-- start of DATA SUPPLIED --

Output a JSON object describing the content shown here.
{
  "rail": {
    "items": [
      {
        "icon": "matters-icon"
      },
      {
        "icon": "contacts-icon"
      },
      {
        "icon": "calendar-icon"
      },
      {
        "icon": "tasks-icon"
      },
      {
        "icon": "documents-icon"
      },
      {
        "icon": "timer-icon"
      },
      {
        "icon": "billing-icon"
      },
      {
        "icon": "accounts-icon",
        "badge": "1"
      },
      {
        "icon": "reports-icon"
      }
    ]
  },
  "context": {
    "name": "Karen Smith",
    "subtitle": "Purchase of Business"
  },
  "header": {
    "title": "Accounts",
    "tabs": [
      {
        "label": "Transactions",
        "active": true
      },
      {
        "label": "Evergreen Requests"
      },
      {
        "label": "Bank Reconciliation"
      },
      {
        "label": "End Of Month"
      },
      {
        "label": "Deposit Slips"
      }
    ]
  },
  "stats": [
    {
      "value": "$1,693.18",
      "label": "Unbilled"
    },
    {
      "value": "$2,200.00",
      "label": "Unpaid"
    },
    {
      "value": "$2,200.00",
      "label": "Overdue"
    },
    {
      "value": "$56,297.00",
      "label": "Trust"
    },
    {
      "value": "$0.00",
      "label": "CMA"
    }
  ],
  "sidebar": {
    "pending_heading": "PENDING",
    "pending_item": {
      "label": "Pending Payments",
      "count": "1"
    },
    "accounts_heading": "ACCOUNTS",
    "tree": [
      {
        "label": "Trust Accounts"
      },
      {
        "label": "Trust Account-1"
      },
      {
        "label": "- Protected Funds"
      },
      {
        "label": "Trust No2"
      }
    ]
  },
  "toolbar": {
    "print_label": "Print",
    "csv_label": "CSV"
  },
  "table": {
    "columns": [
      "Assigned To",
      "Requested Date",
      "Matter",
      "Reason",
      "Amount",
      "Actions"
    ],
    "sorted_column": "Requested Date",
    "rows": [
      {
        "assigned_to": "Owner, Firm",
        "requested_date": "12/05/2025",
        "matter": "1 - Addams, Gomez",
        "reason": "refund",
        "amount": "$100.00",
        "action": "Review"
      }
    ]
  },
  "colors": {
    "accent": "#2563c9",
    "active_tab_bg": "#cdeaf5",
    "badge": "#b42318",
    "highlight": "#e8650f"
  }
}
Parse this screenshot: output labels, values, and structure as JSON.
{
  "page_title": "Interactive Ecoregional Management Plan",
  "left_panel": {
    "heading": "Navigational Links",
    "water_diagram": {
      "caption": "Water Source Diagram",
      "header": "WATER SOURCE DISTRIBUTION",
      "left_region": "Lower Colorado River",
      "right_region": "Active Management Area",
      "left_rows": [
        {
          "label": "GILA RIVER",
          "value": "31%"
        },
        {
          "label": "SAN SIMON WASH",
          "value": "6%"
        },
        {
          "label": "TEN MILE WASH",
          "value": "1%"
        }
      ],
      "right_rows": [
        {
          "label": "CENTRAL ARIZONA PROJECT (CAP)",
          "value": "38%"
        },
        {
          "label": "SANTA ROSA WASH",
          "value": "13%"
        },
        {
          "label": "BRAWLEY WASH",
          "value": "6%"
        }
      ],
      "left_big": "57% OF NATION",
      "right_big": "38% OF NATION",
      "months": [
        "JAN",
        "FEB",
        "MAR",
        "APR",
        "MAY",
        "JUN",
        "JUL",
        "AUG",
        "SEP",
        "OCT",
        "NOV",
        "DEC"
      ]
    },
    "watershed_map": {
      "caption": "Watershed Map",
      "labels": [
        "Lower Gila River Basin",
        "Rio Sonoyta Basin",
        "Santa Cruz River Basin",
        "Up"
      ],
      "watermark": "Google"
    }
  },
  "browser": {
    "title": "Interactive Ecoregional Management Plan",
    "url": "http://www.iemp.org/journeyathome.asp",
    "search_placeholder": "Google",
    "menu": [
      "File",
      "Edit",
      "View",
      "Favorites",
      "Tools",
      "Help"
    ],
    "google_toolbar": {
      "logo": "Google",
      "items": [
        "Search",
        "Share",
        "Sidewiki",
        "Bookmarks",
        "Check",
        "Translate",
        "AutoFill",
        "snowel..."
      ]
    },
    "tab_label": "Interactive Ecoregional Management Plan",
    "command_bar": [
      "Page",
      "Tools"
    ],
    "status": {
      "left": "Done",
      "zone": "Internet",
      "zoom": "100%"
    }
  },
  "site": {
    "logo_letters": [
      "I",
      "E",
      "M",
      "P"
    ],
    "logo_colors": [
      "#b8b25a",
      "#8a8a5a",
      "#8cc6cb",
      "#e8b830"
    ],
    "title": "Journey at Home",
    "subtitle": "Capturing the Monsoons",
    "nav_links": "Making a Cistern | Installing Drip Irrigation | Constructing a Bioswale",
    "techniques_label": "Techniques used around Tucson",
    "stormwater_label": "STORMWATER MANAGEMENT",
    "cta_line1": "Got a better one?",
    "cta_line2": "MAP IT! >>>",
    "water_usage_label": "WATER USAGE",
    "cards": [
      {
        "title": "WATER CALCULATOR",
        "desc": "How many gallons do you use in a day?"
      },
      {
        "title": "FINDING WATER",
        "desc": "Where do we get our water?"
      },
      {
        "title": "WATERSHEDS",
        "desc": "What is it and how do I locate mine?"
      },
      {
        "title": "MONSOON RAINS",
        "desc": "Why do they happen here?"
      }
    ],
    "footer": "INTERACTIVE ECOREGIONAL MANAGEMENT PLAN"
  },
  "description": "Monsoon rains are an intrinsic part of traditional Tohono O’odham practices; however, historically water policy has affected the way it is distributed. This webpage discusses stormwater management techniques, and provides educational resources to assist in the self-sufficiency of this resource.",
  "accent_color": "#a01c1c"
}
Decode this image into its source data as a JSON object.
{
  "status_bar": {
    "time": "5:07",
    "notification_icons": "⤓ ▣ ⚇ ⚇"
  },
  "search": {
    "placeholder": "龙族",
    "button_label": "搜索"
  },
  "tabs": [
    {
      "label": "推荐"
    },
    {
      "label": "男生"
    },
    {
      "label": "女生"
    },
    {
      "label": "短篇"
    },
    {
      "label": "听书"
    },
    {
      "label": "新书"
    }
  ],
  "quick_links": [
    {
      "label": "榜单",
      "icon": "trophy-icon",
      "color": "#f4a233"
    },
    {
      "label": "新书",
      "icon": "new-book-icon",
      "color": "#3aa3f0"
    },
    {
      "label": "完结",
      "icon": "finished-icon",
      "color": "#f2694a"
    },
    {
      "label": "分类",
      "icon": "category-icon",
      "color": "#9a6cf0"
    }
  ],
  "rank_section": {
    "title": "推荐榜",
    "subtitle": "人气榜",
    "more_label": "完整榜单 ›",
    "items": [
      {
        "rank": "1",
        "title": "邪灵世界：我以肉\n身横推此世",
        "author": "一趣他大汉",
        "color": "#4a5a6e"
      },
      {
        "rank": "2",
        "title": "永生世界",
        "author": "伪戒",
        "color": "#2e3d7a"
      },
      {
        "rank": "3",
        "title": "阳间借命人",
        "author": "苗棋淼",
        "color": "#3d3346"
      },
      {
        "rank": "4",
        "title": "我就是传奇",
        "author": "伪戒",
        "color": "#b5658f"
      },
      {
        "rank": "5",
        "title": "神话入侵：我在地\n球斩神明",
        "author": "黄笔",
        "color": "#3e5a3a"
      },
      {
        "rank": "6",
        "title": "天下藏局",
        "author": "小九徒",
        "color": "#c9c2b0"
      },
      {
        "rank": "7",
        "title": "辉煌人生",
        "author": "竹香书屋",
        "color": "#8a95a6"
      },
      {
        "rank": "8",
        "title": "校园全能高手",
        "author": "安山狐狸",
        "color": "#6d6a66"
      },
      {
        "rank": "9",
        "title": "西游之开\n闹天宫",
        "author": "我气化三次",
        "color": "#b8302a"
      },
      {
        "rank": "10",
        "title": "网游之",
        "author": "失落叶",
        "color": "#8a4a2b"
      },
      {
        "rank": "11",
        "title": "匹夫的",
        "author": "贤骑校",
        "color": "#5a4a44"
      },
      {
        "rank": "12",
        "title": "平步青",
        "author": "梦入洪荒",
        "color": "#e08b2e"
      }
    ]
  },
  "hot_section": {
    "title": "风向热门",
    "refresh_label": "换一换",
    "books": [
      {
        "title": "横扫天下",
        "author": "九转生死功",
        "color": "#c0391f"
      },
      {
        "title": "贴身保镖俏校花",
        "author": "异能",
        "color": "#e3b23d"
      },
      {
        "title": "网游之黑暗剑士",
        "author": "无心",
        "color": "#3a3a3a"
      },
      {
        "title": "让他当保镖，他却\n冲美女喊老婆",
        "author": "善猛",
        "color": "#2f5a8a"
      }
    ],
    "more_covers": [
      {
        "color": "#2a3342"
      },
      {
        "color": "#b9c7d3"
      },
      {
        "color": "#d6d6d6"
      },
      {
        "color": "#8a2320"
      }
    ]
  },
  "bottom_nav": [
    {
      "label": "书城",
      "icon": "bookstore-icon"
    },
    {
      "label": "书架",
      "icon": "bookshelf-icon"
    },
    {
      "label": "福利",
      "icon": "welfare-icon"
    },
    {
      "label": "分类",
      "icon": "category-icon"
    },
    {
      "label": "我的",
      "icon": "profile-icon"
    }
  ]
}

-- end of DATA SUPPLIED --

> **WHAT THE TASK REQUIRES**
Pick out each line containing the string "header" and copy it.

> **RESULT**
  "header": {
      "header": "WATER SOURCE DISTRIBUTION",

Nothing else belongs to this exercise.